Set exercise: Please repeat word for word the lines in the entries below, from the line that contains "Text: 5: 5 [182, 286, 189, 296]" through the line that contains "Circle shape [168, 106, 182, 120]".

(Image-based layout entries)

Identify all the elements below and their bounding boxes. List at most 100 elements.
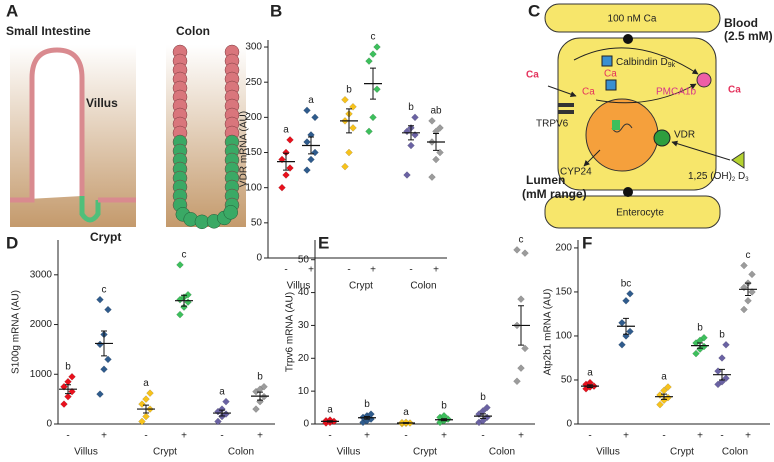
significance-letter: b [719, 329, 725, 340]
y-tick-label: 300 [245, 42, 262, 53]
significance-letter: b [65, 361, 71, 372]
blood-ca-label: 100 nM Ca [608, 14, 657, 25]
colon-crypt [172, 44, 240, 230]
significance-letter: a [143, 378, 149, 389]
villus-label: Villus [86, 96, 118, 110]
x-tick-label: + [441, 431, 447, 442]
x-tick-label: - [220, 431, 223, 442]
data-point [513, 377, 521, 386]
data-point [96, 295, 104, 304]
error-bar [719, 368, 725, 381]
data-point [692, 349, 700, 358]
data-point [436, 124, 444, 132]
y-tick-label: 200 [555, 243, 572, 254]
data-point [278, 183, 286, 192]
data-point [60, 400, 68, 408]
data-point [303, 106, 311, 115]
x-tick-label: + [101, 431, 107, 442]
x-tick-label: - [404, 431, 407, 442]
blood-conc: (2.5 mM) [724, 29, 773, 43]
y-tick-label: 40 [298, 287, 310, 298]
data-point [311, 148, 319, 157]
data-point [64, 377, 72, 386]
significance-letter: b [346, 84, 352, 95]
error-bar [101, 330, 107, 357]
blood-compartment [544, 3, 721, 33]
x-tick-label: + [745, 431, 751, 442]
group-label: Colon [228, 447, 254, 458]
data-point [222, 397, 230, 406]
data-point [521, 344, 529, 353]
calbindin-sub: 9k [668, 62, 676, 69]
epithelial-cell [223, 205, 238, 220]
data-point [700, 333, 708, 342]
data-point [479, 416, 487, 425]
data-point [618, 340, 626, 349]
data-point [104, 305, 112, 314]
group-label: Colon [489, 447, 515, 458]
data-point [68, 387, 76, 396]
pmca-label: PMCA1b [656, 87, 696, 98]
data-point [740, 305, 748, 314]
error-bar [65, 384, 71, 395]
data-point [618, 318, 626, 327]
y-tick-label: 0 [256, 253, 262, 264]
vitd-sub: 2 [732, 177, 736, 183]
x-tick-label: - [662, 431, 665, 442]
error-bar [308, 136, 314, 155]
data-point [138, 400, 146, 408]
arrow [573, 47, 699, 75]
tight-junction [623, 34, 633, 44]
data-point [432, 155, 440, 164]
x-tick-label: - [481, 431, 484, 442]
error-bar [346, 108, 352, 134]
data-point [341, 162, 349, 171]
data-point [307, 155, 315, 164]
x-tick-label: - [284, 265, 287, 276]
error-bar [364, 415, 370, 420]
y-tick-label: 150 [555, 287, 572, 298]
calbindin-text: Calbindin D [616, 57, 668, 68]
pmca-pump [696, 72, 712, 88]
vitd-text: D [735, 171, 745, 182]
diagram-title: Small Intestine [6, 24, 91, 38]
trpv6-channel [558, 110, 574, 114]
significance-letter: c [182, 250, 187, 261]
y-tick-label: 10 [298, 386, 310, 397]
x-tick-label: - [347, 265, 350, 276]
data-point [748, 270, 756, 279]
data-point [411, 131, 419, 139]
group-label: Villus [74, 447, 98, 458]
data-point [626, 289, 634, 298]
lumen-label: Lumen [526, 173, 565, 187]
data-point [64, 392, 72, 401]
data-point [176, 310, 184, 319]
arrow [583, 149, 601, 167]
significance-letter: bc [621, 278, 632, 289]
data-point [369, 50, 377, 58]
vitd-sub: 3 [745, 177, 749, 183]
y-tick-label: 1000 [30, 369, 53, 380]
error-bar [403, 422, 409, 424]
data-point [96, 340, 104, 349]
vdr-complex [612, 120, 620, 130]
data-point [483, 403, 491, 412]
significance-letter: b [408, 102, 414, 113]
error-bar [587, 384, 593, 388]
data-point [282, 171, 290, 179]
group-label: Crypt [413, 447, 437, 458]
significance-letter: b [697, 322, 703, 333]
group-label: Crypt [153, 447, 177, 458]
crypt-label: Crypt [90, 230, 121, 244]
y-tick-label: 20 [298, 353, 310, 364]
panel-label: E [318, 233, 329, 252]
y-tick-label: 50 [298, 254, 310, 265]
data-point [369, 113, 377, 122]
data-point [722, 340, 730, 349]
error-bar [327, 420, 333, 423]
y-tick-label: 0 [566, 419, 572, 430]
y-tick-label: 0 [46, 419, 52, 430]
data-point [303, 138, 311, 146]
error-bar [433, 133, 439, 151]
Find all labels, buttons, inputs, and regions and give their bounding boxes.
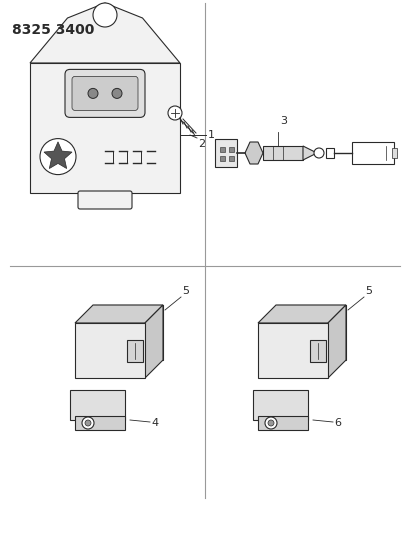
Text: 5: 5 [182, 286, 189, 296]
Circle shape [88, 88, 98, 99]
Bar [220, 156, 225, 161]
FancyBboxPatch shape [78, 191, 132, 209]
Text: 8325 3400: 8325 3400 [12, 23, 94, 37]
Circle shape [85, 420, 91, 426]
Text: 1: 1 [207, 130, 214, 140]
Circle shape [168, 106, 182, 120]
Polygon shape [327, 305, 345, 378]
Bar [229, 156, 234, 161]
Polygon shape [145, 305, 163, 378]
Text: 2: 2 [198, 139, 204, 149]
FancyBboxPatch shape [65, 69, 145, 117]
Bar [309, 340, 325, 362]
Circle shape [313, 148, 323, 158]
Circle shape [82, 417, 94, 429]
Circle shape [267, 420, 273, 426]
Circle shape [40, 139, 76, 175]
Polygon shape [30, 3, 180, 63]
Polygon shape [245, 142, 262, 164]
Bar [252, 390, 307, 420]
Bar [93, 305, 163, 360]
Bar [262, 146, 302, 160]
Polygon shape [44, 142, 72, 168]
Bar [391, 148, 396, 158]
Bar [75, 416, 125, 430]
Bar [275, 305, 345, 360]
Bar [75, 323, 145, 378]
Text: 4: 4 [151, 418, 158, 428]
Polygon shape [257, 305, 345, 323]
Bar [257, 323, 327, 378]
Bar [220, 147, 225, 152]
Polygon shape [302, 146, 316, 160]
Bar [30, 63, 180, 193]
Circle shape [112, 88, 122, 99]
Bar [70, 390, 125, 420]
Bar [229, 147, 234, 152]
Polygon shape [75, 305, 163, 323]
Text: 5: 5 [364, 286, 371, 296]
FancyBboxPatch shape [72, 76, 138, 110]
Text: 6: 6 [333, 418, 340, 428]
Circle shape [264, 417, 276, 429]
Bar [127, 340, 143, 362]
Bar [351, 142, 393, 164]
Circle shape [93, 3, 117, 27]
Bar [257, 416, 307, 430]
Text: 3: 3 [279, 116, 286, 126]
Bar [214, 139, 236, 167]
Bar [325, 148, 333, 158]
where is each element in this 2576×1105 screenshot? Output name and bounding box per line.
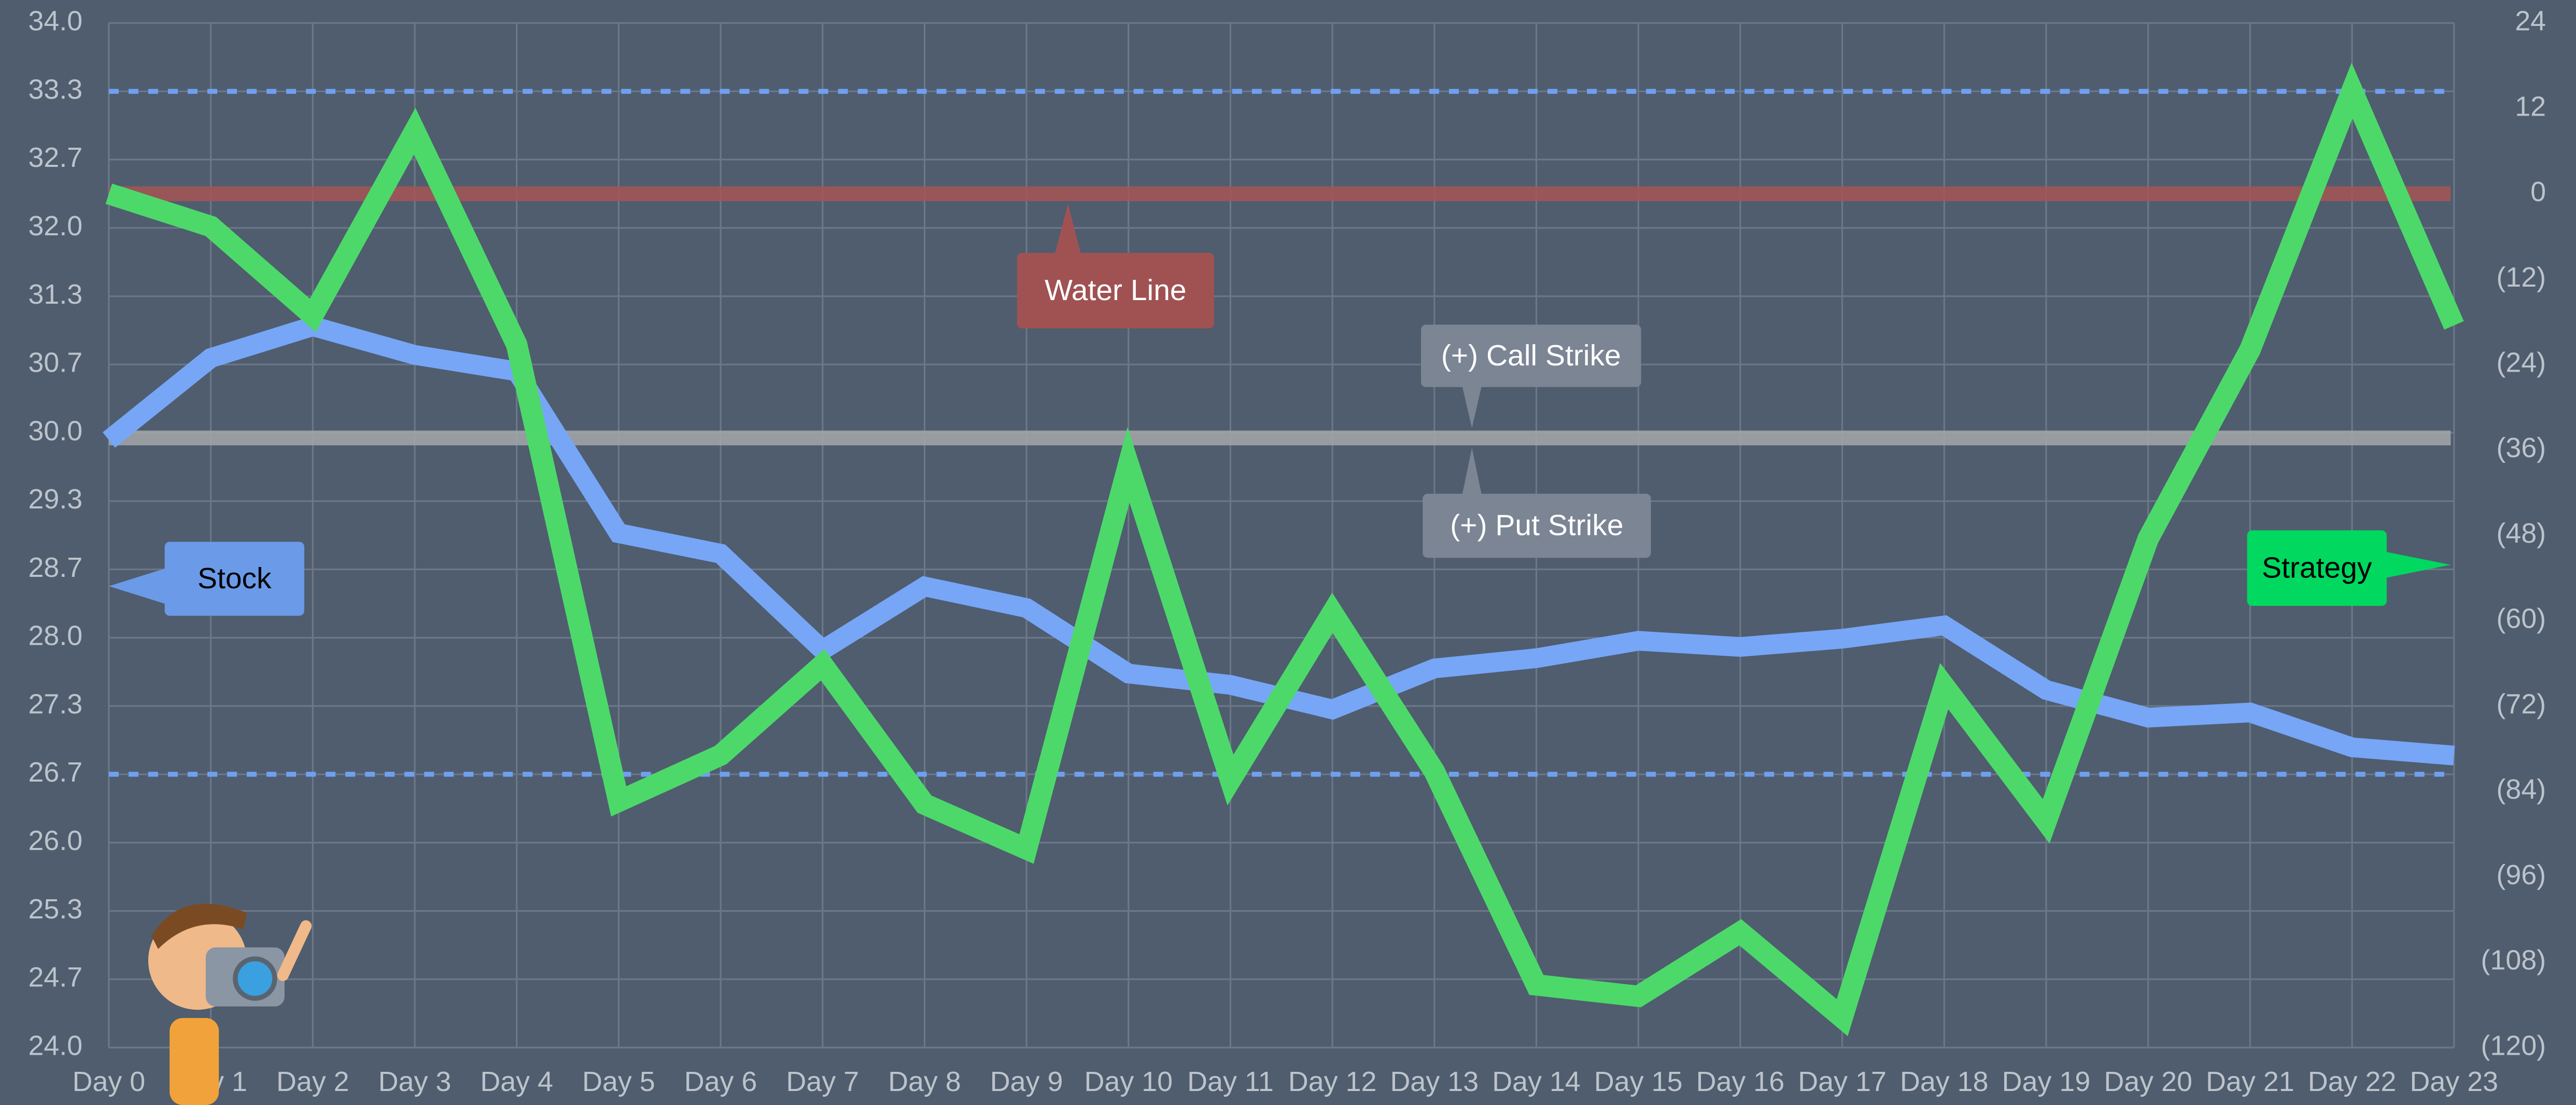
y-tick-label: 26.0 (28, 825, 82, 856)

Task response:
Text: 5: 5 [182, 286, 189, 296]
Circle shape [88, 88, 98, 99]
Bar [220, 156, 225, 161]
FancyBboxPatch shape [78, 191, 132, 209]
Text: 8325 3400: 8325 3400 [12, 23, 94, 37]
Circle shape [85, 420, 91, 426]
Text: 1: 1 [207, 130, 214, 140]
Circle shape [168, 106, 182, 120]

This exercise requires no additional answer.